━━━ DATA SHOWN

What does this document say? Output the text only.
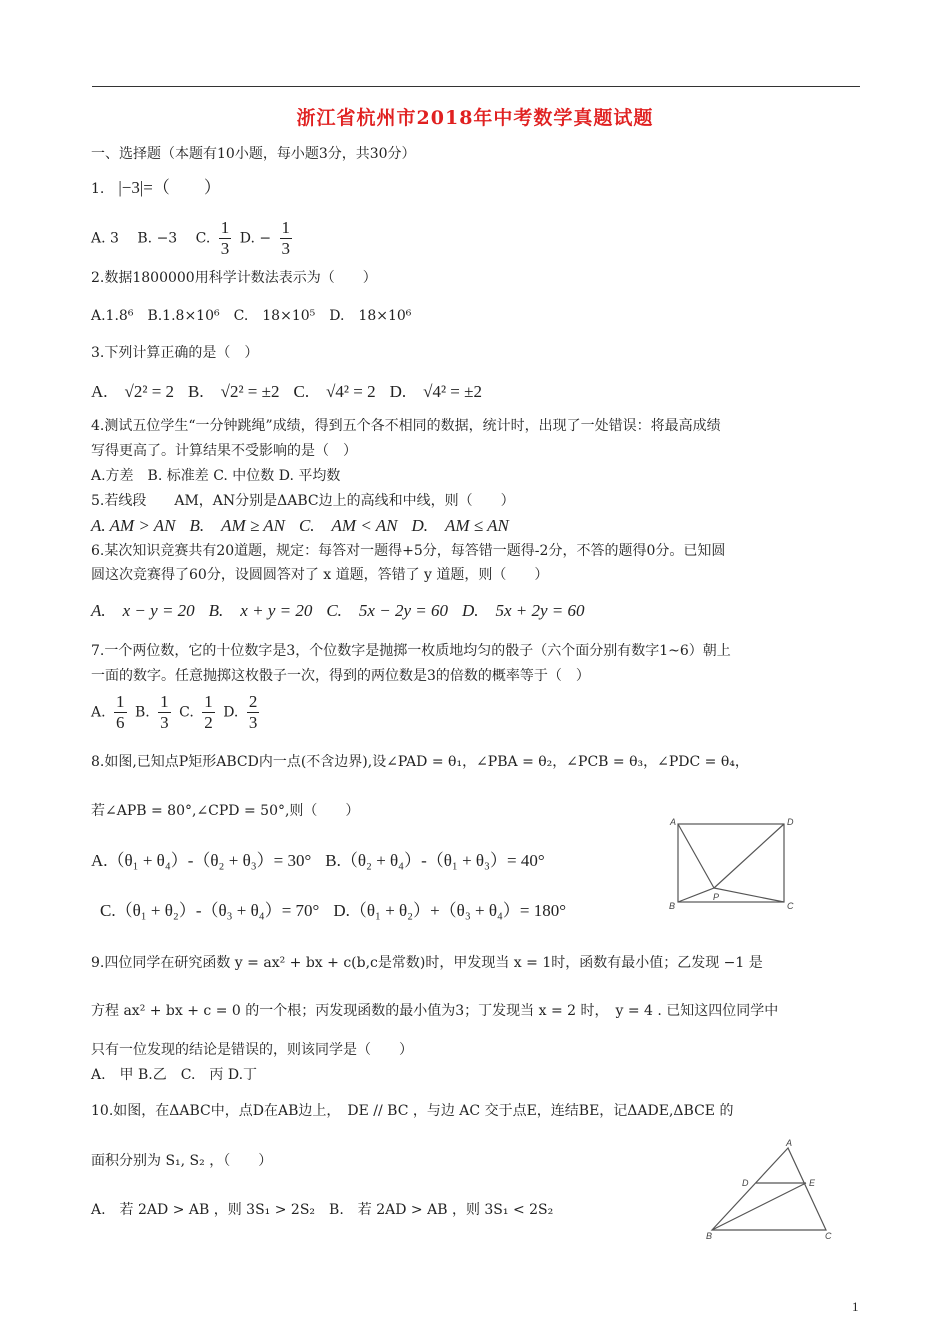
浙江省杭州市2018年中考数学真题试题
一、选择题（本题有10小题，每小题3分，共30分）
1. |−3|=（　　）
A. 3 B. −3 C. $\frac{1}{3} D$. − $\frac{1}{3}$
2.数据1800000用科学计数法表示为（　　）
A.1.8⁶ B.1.8×10⁶ C.　18×10⁵ D.　18×10⁶
3.下列计算正确的是（　）
A.　√2² = 2 B.　√2² = ±2 C.　√4² = 2 D.　√4² = ±2
4.测试五位学生“一分钟跳绳”成绩，得到五个各不相同的数据，统计时，出现了一处错误：将最高成绩
写得更高了。计算结果不受影响的是（　）
A.方差　B. 标准差 C. 中位数 D. 平均数
5.若线段　　AM，AN分别是ΔABC边上的高线和中线，则（　　）
A. AM > AN B.　AM ≥ AN C.　AM < AN D.　AM ≤ AN
6.某次知识竞赛共有20道题，规定：每答对一题得+5分，每答错一题得-2分，不答的题得0分。已知圆
圆这次竞赛得了60分，设圆圆答对了 x 道题，答错了 y 道题，则（　　）
A.　x − y = 20 B.　x + y = 20 C.　5x − 2y = 60 D.　5x + 2y = 60
7.一个两位数，它的十位数字是3，个位数字是抛掷一枚质地均匀的骰子（六个面分别有数字1~6）朝上
一面的数字。任意抛掷这枚骰子一次，得到的两位数是3的倍数的概率等于（　）
A. $\frac{1}{6} B$. $\frac{1}{3} C$. $\frac{1}{2} D$. $\frac{2}{3}$
8.如图,已知点P矩形ABCD内一点(不含边界),设∠PAD = θ₁，∠PBA = θ₂，∠PCB = θ₃，∠PDC = θ₄，
若∠APB = 80°,∠CPD = 50°,则（　　）
A.（θ₁ + θ₄）-（θ₂ + θ₃）= 30° B.（θ₂ + θ₄）-（θ₁ + θ₃）= 40°
C.（θ₁ + θ₂）-（θ₃ + θ₄）= 70° D.（θ₁ + θ₂）+（θ₃ + θ₄）= 180°
A	D
B	C
P
9.四位同学在研究函数 y = ax² + bx + c(b,c是常数)时，甲发现当 x = 1时，函数有最小值；乙发现 −1 是
方程 ax² + bx + c = 0 的一个根；丙发现函数的最小值为3；丁发现当 x = 2 时，　y = 4 . 已知这四位同学中
只有一位发现的结论是错误的，则该同学是（　　）
A.　甲 B.乙　C.　丙 D.丁
10.如图，在ΔABC中，点D在AB边上，　DE // BC ，与边 AC 交于点E，连结BE，记ΔADE,ΔBCE 的
面积分别为 S₁, S₂ ，（　　）
A.　若 2AD > AB ，则 3S₁ > 2S₂　B.　若 2AD > AB ，则 3S₁ < 2S₂
A
D	E
B	C
1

━━━━━━

Repeat the material above in full and unchanged, minus its images.

• RESPONSE:
What does this document say? Output the text only.
浙江省杭州市2018年中考数学真题试题
一、选择题（本题有10小题，每小题3分，共30分）
1. |−3|=（　　）
A. 3 B. −3 C. $\frac{1}{3} D$. − $\frac{1}{3}$
2.数据1800000用科学计数法表示为（　　）
A.1.8⁶ B.1.8×10⁶ C.　18×10⁵ D.　18×10⁶
3.下列计算正确的是（　）
A.　√2² = 2 B.　√2² = ±2 C.　√4² = 2 D.　√4² = ±2
4.测试五位学生“一分钟跳绳”成绩，得到五个各不相同的数据，统计时，出现了一处错误：将最高成绩
写得更高了。计算结果不受影响的是（　）
A.方差　B. 标准差 C. 中位数 D. 平均数
5.若线段　　AM，AN分别是ΔABC边上的高线和中线，则（　　）
A. AM > AN B.　AM ≥ AN C.　AM < AN D.　AM ≤ AN
6.某次知识竞赛共有20道题，规定：每答对一题得+5分，每答错一题得-2分，不答的题得0分。已知圆
圆这次竞赛得了60分，设圆圆答对了 x 道题，答错了 y 道题，则（　　）
A.　x − y = 20 B.　x + y = 20 C.　5x − 2y = 60 D.　5x + 2y = 60
7.一个两位数，它的十位数字是3，个位数字是抛掷一枚质地均匀的骰子（六个面分别有数字1~6）朝上
一面的数字。任意抛掷这枚骰子一次，得到的两位数是3的倍数的概率等于（　）
A. $\frac{1}{6} B$. $\frac{1}{3} C$. $\frac{1}{2} D$. $\frac{2}{3}$
8.如图,已知点P矩形ABCD内一点(不含边界),设∠PAD = θ₁，∠PBA = θ₂，∠PCB = θ₃，∠PDC = θ₄，
若∠APB = 80°,∠CPD = 50°,则（　　）
A.（θ₁ + θ₄）-（θ₂ + θ₃）= 30° B.（θ₂ + θ₄）-（θ₁ + θ₃）= 40°
C.（θ₁ + θ₂）-（θ₃ + θ₄）= 70° D.（θ₁ + θ₂）+（θ₃ + θ₄）= 180°
A	D
B	C
P
9.四位同学在研究函数 y = ax² + bx + c(b,c是常数)时，甲发现当 x = 1时，函数有最小值；乙发现 −1 是
方程 ax² + bx + c = 0 的一个根；丙发现函数的最小值为3；丁发现当 x = 2 时，　y = 4 . 已知这四位同学中
只有一位发现的结论是错误的，则该同学是（　　）
A.　甲 B.乙　C.　丙 D.丁
10.如图，在ΔABC中，点D在AB边上，　DE // BC ，与边 AC 交于点E，连结BE，记ΔADE,ΔBCE 的
面积分别为 S₁, S₂ ，（　　）
A.　若 2AD > AB ，则 3S₁ > 2S₂　B.　若 2AD > AB ，则 3S₁ < 2S₂
A
D	E
B	C
1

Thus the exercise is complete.